Stored data:

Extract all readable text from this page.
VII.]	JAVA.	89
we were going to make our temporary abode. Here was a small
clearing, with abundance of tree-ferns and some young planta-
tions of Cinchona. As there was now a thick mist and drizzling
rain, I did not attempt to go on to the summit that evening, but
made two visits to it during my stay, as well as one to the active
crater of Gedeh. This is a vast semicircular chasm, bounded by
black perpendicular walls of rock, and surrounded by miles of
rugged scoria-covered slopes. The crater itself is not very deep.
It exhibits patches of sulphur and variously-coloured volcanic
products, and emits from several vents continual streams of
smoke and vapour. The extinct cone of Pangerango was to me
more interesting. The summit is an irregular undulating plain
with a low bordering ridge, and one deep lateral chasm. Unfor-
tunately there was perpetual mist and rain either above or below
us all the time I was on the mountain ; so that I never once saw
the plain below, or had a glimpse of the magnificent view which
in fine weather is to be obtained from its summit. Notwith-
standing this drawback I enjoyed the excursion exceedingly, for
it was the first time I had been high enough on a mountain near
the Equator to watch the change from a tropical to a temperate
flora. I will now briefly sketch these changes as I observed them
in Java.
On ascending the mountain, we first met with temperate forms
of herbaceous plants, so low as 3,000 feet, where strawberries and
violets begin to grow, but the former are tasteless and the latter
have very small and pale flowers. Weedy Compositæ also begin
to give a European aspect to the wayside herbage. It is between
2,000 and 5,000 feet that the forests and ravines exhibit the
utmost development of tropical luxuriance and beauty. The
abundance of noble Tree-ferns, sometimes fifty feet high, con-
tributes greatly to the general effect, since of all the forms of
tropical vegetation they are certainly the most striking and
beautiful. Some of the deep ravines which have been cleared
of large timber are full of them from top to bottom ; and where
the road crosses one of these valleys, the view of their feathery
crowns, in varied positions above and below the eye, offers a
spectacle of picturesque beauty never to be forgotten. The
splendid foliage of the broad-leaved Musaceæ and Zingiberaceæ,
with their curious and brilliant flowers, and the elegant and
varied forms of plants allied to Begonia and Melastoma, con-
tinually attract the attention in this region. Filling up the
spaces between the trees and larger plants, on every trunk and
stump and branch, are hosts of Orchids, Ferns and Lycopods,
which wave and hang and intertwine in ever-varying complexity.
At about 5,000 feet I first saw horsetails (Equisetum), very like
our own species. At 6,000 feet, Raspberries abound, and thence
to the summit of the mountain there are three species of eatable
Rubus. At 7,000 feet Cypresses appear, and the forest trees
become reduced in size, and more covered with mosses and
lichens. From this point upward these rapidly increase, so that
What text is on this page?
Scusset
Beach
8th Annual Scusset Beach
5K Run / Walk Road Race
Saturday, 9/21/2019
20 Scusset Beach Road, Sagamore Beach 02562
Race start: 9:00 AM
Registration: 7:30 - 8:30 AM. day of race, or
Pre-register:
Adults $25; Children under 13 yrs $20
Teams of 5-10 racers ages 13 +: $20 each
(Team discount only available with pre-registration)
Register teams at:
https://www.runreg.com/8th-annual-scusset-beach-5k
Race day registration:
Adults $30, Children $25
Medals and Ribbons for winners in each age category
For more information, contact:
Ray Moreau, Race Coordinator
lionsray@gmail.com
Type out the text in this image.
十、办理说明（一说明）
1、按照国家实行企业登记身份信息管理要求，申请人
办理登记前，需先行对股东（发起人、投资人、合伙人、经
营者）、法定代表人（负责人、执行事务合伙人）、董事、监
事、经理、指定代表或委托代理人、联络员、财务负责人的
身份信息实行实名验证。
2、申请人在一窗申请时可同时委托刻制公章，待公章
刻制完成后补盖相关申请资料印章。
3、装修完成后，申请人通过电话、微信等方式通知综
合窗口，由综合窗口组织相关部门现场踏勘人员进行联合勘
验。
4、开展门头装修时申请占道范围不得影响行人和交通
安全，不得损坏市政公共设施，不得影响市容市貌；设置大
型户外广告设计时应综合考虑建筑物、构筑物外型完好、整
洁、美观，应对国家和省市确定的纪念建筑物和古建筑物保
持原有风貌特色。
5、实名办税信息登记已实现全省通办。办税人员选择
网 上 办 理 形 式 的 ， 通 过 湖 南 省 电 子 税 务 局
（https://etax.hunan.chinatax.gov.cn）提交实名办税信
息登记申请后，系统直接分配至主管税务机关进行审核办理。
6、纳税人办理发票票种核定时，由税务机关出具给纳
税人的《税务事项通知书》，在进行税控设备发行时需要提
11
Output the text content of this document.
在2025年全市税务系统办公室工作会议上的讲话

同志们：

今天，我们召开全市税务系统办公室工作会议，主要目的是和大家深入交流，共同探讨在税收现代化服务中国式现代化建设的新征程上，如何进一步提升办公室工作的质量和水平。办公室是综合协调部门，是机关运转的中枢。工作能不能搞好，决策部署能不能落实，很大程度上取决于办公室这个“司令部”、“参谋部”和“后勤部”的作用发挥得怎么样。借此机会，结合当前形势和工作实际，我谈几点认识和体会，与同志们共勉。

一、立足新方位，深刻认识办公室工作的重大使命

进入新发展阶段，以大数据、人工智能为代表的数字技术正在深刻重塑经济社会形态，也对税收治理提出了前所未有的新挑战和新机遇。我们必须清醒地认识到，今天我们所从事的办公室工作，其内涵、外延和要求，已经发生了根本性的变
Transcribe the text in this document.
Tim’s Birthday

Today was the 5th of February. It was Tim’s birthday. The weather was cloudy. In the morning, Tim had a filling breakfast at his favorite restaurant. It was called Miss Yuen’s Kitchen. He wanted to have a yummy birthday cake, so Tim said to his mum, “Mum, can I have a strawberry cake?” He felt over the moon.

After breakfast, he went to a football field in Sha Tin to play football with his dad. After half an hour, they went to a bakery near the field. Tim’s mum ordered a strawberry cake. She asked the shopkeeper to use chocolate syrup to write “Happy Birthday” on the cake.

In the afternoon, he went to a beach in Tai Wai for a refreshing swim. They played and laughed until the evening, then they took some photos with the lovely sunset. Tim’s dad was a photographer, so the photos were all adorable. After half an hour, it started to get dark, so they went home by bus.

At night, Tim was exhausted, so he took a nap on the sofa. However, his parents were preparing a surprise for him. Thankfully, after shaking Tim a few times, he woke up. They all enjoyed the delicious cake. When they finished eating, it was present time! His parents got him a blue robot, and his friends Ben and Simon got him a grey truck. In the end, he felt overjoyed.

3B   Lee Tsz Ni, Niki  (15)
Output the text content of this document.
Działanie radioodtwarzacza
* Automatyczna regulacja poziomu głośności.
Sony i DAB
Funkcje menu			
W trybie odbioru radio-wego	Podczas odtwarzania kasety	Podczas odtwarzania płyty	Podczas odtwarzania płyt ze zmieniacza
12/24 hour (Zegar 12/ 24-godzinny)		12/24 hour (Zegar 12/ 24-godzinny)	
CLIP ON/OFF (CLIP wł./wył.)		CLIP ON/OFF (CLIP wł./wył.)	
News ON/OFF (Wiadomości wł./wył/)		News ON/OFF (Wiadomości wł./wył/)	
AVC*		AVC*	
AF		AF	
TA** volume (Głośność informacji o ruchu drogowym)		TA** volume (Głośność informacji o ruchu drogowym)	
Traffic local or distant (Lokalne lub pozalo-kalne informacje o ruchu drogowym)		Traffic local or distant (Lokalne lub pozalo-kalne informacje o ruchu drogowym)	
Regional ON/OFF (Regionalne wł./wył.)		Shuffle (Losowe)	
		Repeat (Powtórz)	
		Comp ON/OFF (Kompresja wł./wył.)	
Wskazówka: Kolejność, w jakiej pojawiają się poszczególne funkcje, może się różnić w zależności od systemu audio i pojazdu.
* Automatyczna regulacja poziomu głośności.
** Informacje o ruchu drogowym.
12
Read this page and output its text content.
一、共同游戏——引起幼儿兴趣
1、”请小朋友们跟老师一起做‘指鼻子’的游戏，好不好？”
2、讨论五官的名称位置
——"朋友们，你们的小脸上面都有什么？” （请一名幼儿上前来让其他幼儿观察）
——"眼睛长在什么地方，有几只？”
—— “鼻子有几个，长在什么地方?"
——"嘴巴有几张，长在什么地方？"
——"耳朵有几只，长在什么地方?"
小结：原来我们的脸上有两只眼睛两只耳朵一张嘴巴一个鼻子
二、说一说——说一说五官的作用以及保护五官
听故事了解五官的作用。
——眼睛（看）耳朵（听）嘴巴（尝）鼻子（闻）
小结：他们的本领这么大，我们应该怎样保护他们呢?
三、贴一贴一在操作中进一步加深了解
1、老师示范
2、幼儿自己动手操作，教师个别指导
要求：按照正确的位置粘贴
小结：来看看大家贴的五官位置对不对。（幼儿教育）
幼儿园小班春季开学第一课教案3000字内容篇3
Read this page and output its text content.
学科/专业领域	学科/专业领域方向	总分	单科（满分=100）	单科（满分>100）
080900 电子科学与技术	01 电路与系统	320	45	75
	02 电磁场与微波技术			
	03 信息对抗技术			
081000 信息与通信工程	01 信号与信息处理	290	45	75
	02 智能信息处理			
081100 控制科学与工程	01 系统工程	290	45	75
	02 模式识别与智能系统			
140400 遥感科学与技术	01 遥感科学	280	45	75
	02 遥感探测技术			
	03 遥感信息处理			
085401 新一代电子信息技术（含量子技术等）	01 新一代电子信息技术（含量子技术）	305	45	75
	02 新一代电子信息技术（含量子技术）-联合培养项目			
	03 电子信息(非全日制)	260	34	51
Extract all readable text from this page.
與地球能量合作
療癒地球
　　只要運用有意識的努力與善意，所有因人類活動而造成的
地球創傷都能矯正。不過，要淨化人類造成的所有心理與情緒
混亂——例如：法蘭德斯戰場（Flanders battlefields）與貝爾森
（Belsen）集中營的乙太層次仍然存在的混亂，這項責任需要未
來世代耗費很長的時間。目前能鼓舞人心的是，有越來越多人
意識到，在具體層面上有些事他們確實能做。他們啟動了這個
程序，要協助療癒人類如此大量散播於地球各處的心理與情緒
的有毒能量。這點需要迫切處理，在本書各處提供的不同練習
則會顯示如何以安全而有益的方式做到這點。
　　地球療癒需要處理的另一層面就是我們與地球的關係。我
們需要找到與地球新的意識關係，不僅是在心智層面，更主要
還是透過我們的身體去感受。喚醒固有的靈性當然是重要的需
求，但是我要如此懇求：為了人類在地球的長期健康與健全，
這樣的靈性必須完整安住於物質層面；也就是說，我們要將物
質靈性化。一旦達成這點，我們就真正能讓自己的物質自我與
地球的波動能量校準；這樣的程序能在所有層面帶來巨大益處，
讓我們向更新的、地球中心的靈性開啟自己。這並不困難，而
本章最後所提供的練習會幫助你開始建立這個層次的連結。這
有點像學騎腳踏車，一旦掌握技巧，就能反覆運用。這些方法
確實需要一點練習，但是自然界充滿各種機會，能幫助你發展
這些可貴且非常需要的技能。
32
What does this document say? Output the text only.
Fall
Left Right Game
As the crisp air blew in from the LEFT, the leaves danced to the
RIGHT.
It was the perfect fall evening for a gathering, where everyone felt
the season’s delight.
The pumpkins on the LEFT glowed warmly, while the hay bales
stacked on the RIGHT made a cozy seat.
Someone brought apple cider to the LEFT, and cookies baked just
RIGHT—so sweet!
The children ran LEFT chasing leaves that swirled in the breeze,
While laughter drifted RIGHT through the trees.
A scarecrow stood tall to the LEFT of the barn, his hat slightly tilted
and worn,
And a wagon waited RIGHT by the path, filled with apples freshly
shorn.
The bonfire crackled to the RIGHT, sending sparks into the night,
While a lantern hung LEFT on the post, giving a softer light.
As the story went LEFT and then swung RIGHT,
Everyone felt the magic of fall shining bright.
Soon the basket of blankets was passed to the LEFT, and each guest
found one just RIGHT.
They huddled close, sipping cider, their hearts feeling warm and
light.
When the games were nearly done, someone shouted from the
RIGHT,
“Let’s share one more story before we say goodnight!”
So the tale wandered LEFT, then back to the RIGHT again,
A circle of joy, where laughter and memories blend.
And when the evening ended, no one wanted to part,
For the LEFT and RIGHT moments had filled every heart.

EXERCISE BRIEF: Look through the data above. Copy every line with the string "never" in it.

SOLVED PROBLEM:
us all the time I was on the mountain ; so that I never once saw
spectacle of picturesque beauty never to be forgotten. The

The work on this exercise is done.